Copy each line in the data that includes the word "的通项公式为".

* Begin WORKING DATA *

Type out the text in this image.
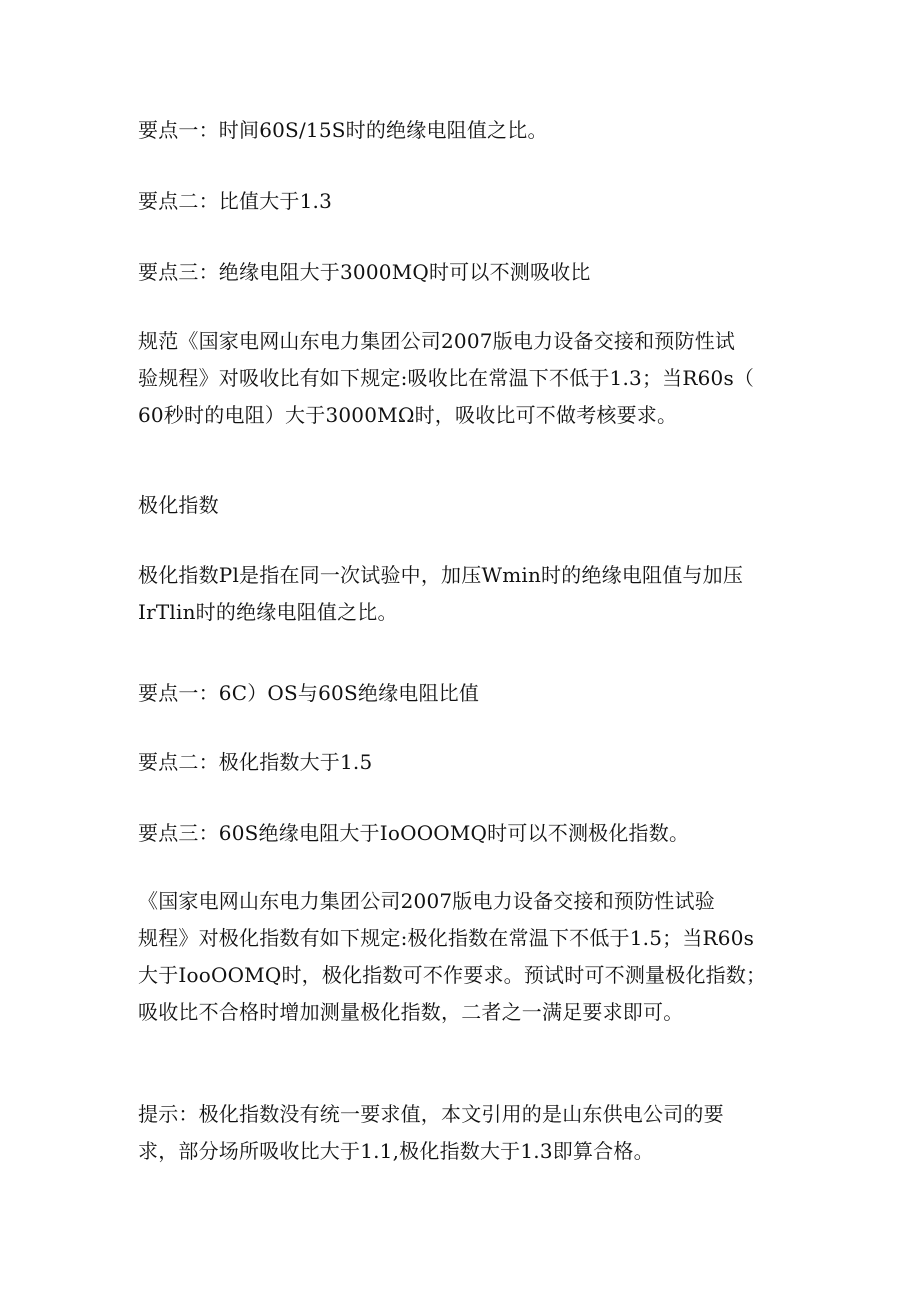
要点一：时间60S/15S时的绝缘电阻值之比。

要点二：比值大于1.3

要点三：绝缘电阻大于3000MQ时可以不测吸收比

规范《国家电网山东电力集团公司2007版电力设备交接和预防性试
验规程》对吸收比有如下规定:吸收比在常温下不低于1.3；当R60s（
60秒时的电阻）大于3000MΩ时，吸收比可不做考核要求。

极化指数

极化指数Pl是指在同一次试验中，加压Wmin时的绝缘电阻值与加压
IrTlin时的绝缘电阻值之比。

要点一：6C）OS与60S绝缘电阻比值

要点二：极化指数大于1.5

要点三：60S绝缘电阻大于IoOOOMQ时可以不测极化指数。

《国家电网山东电力集团公司2007版电力设备交接和预防性试验
规程》对极化指数有如下规定:极化指数在常温下不低于1.5；当R60s
大于IooOOMQ时，极化指数可不作要求。预试时可不测量极化指数；
吸收比不合格时增加测量极化指数，二者之一满足要求即可。

提示：极化指数没有统一要求值，本文引用的是山东供电公司的要
求，部分场所吸收比大于1.1,极化指数大于1.3即算合格。
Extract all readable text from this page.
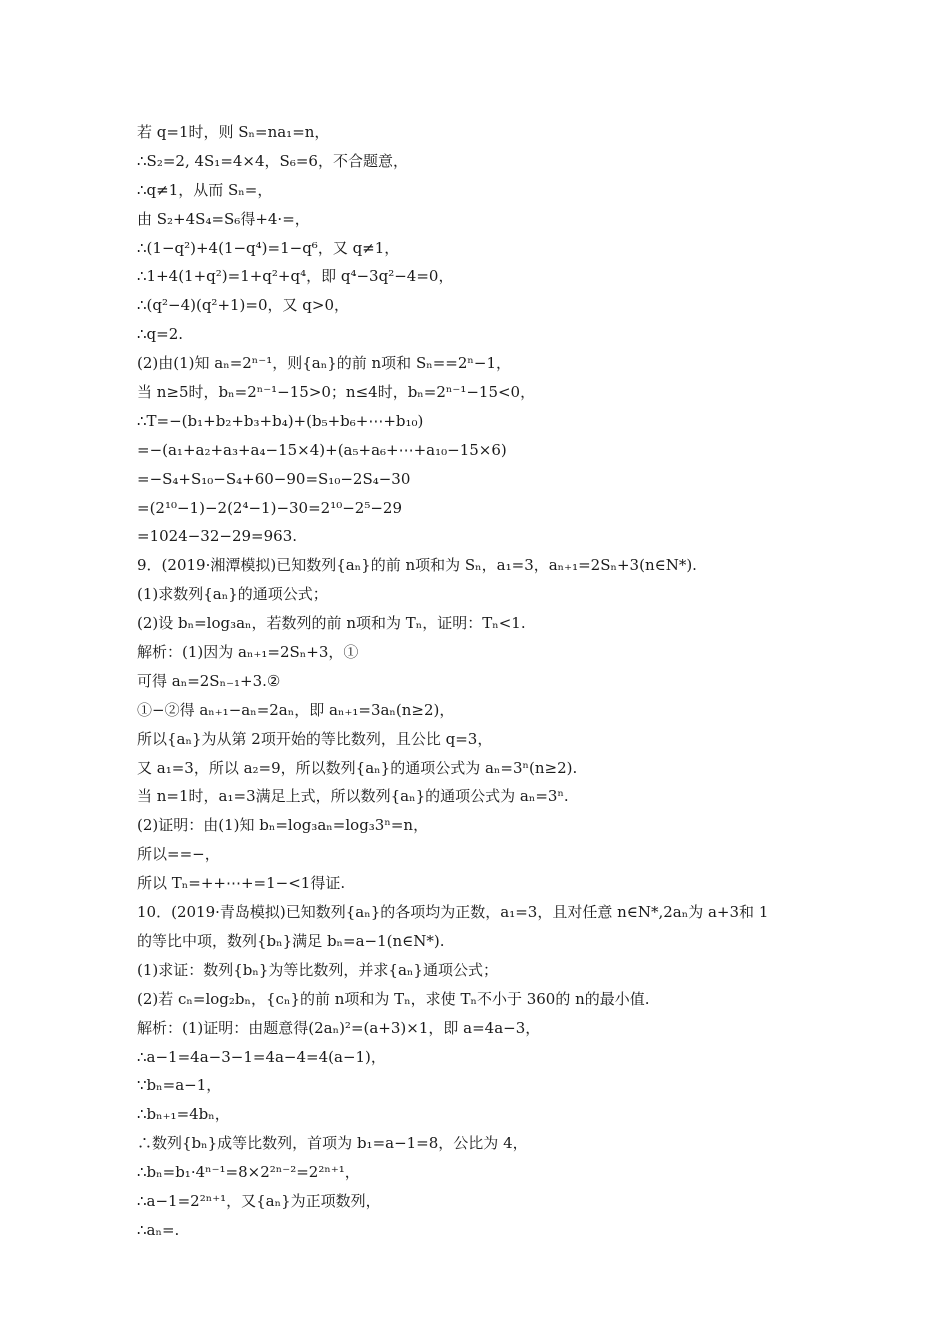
若 q=1时，则 Sₙ=na₁=n，
∴S₂=2, 4S₁=4×4，S₆=6，不合题意，
∴q≠1，从而 Sₙ=，
由 S₂+4S₄=S₆得+4·=，
∴(1−q²)+4(1−q⁴)=1−q⁶，又 q≠1，
∴1+4(1+q²)=1+q²+q⁴，即 q⁴−3q²−4=0，
∴(q²−4)(q²+1)=0，又 q>0，
∴q=2.
(2)由(1)知 aₙ=2ⁿ⁻¹，则{aₙ}的前 n项和 Sₙ==2ⁿ−1，
当 n≥5时，bₙ=2ⁿ⁻¹−15>0；n≤4时，bₙ=2ⁿ⁻¹−15<0，
∴T=−(b₁+b₂+b₃+b₄)+(b₅+b₆+⋯+b₁₀)
=−(a₁+a₂+a₃+a₄−15×4)+(a₅+a₆+⋯+a₁₀−15×6)
=−S₄+S₁₀−S₄+60−90=S₁₀−2S₄−30
=(2¹⁰−1)−2(2⁴−1)−30=2¹⁰−2⁵−29
=1024−32−29=963.
9．(2019·湘潭模拟)已知数列{aₙ}的前 n项和为 Sₙ，a₁=3，aₙ₊₁=2Sₙ+3(n∈N*).
(1)求数列{aₙ}的通项公式；
(2)设 bₙ=log₃aₙ，若数列的前 n项和为 Tₙ，证明：Tₙ<1.
解析：(1)因为 aₙ₊₁=2Sₙ+3，①
可得 aₙ=2Sₙ₋₁+3.②
①−②得 aₙ₊₁−aₙ=2aₙ，即 aₙ₊₁=3aₙ(n≥2)，
所以{aₙ}为从第 2项开始的等比数列，且公比 q=3，
又 a₁=3，所以 a₂=9，所以数列{aₙ}的通项公式为 aₙ=3ⁿ(n≥2).
当 n=1时，a₁=3满足上式，所以数列{aₙ}的通项公式为 aₙ=3ⁿ.
(2)证明：由(1)知 bₙ=log₃aₙ=log₃3ⁿ=n，
所以==−，
所以 Tₙ=++⋯+=1−<1得证.
10．(2019·青岛模拟)已知数列{aₙ}的各项均为正数，a₁=3，且对任意 n∈N*,2aₙ为 a+3和 1
的等比中项，数列{bₙ}满足 bₙ=a−1(n∈N*).
(1)求证：数列{bₙ}为等比数列，并求{aₙ}通项公式；
(2)若 cₙ=log₂bₙ，{cₙ}的前 n项和为 Tₙ，求使 Tₙ不小于 360的 n的最小值.
解析：(1)证明：由题意得(2aₙ)²=(a+3)×1，即 a=4a−3，
∴a−1=4a−3−1=4a−4=4(a−1)，
∵bₙ=a−1，
∴bₙ₊₁=4bₙ，
∴数列{bₙ}成等比数列，首项为 b₁=a−1=8，公比为 4，
∴bₙ=b₁·4ⁿ⁻¹=8×2²ⁿ⁻²=2²ⁿ⁺¹，
∴a−1=2²ⁿ⁺¹，又{aₙ}为正项数列，
∴aₙ=.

* End WORKING DATA *

> **EXPECTED ANSWER**
又 a₁=3，所以 a₂=9，所以数列{aₙ}的通项公式为 aₙ=3ⁿ(n≥2).
当 n=1时，a₁=3满足上式，所以数列{aₙ}的通项公式为 aₙ=3ⁿ.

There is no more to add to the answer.